**WRITTEN TASK:** Transcribe all of the material below word for word and leave out its pictures.

**MATERIAL FOR THE TASK:**
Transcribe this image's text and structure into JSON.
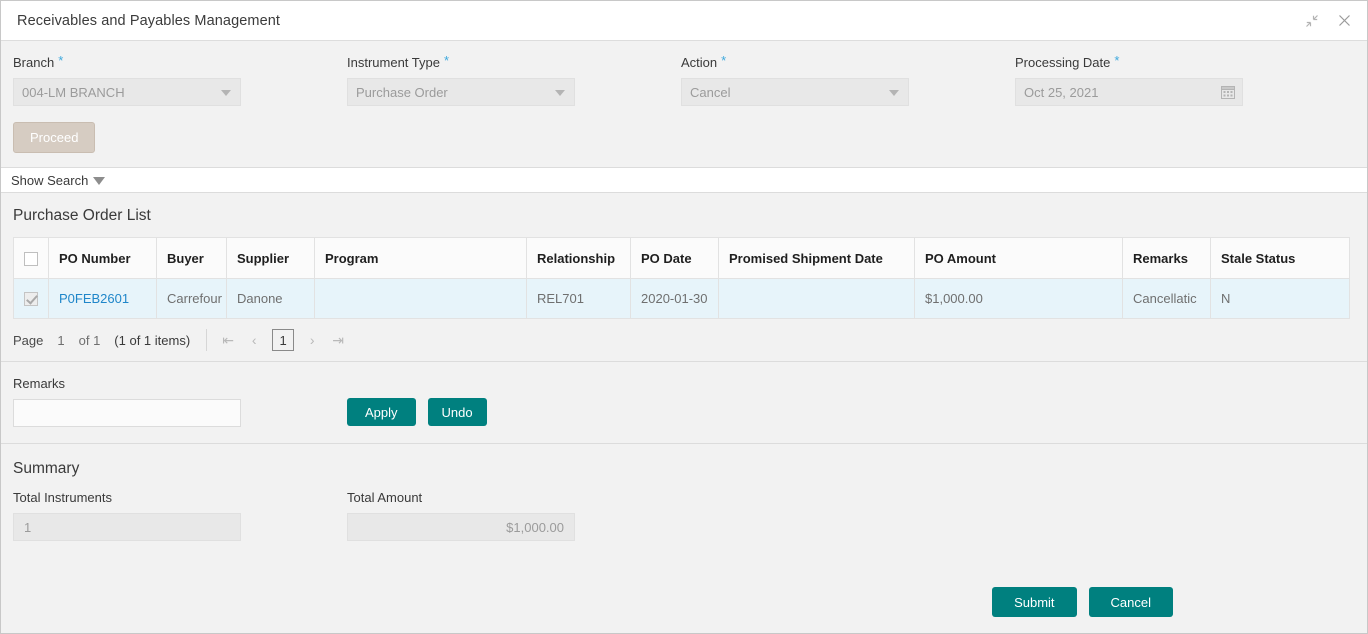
{
  "window": {
    "title": "Receivables and Payables Management",
    "minimize_icon": "collapse-arrows-icon",
    "close_icon": "close-icon"
  },
  "form": {
    "fields": [
      {
        "label": "Branch",
        "required": "*",
        "value": "004-LM BRANCH",
        "type": "select"
      },
      {
        "label": "Instrument Type",
        "required": "*",
        "value": "Purchase Order",
        "type": "select"
      },
      {
        "label": "Action",
        "required": "*",
        "value": "Cancel",
        "type": "select"
      },
      {
        "label": "Processing Date",
        "required": "*",
        "value": "Oct 25, 2021",
        "type": "date"
      }
    ],
    "proceed_label": "Proceed"
  },
  "show_search": {
    "label": "Show Search",
    "caret_icon": "caret-down-icon"
  },
  "list": {
    "title": "Purchase Order List",
    "columns": [
      "PO Number",
      "Buyer",
      "Supplier",
      "Program",
      "Relationship",
      "PO Date",
      "Promised Shipment Date",
      "PO Amount",
      "Remarks",
      "Stale Status"
    ],
    "rows": [
      {
        "selected": true,
        "po_number": "P0FEB2601",
        "buyer": "Carrefour",
        "supplier": "Danone",
        "program": "",
        "relationship": "REL701",
        "po_date": "2020-01-30",
        "promised_shipment_date": "",
        "po_amount": "$1,000.00",
        "remarks": "Cancellatic",
        "stale_status": "N"
      }
    ]
  },
  "pagination": {
    "page_label": "Page",
    "page_number": "1",
    "of_label": "of 1",
    "items_label": "(1 of 1 items)",
    "first_icon": "first-page-icon",
    "prev_icon": "prev-page-icon",
    "current_page": "1",
    "next_icon": "next-page-icon",
    "last_icon": "last-page-icon"
  },
  "remarks": {
    "label": "Remarks",
    "value": "",
    "placeholder": "",
    "apply_label": "Apply",
    "undo_label": "Undo"
  },
  "summary": {
    "title": "Summary",
    "total_instruments_label": "Total Instruments",
    "total_instruments_value": "1",
    "total_amount_label": "Total Amount",
    "total_amount_value": "$1,000.00"
  },
  "footer": {
    "submit_label": "Submit",
    "cancel_label": "Cancel"
  },
  "colors": {
    "accent_teal": "#00807f",
    "link_blue": "#1f86c9",
    "required_star": "#3fa9dd",
    "row_selected": "#e7f4fa",
    "proceed_disabled": "#d6ccc2"
  }
}
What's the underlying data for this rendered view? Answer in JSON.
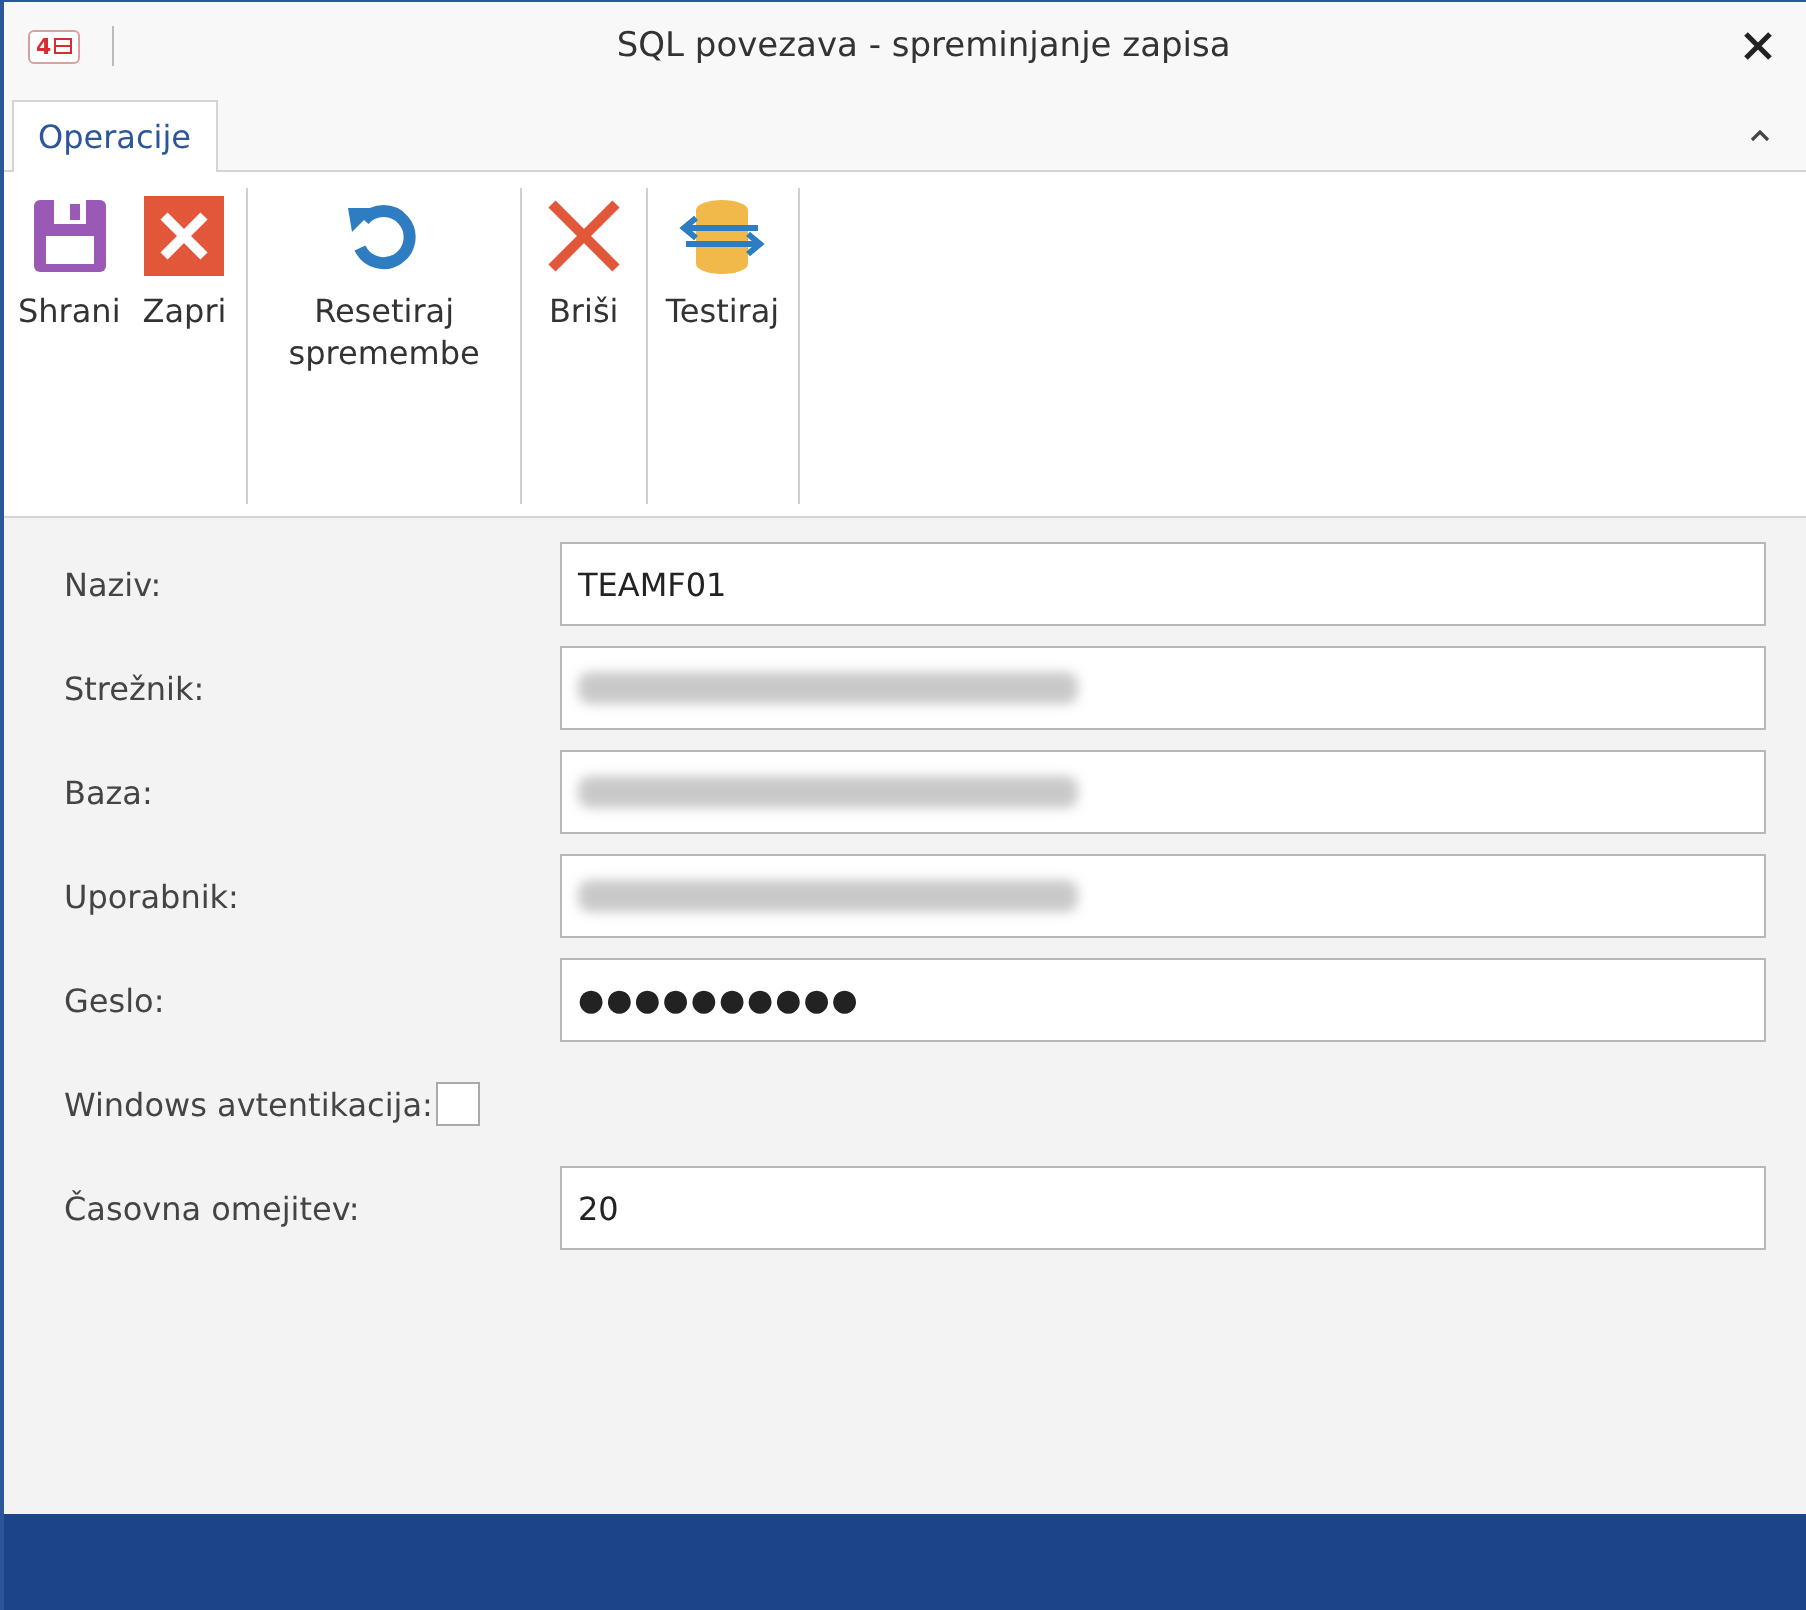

**EXERCISE OUTPUT:**
Transcribe this image's text and structure into JSON.
{
  "window": {
    "title": "Receivables and Payables Management",
    "minimize_icon": "collapse-arrows-icon",
    "close_icon": "close-icon"
  },
  "form": {
    "fields": [
      {
        "label": "Branch",
        "required": "*",
        "value": "004-LM BRANCH",
        "type": "select"
      },
      {
        "label": "Instrument Type",
        "required": "*",
        "value": "Purchase Order",
        "type": "select"
      },
      {
        "label": "Action",
        "required": "*",
        "value": "Cancel",
        "type": "select"
      },
      {
        "label": "Processing Date",
        "required": "*",
        "value": "Oct 25, 2021",
        "type": "date"
      }
    ],
    "proceed_label": "Proceed"
  },
  "show_search": {
    "label": "Show Search",
    "caret_icon": "caret-down-icon"
  },
  "list": {
    "title": "Purchase Order List",
    "columns": [
      "PO Number",
      "Buyer",
      "Supplier",
      "Program",
      "Relationship",
      "PO Date",
      "Promised Shipment Date",
      "PO Amount",
      "Remarks",
      "Stale Status"
    ],
    "rows": [
      {
        "selected": true,
        "po_number": "P0FEB2601",
        "buyer": "Carrefour",
        "supplier": "Danone",
        "program": "",
        "relationship": "REL701",
        "po_date": "2020-01-30",
        "promised_shipment_date": "",
        "po_amount": "$1,000.00",
        "remarks": "Cancellatic",
        "stale_status": "N"
      }
    ]
  },
  "pagination": {
    "page_label": "Page",
    "page_number": "1",
    "of_label": "of 1",
    "items_label": "(1 of 1 items)",
    "first_icon": "first-page-icon",
    "prev_icon": "prev-page-icon",
    "current_page": "1",
    "next_icon": "next-page-icon",
    "last_icon": "last-page-icon"
  },
  "remarks": {
    "label": "Remarks",
    "value": "",
    "placeholder": "",
    "apply_label": "Apply",
    "undo_label": "Undo"
  },
  "summary": {
    "title": "Summary",
    "total_instruments_label": "Total Instruments",
    "total_instruments_value": "1",
    "total_amount_label": "Total Amount",
    "total_amount_value": "$1,000.00"
  },
  "footer": {
    "submit_label": "Submit",
    "cancel_label": "Cancel"
  },
  "colors": {
    "accent_teal": "#00807f",
    "link_blue": "#1f86c9",
    "required_star": "#3fa9dd",
    "row_selected": "#e7f4fa",
    "proceed_disabled": "#d6ccc2"
  }
}
What's the underlying data for this rendered view? Answer in JSON.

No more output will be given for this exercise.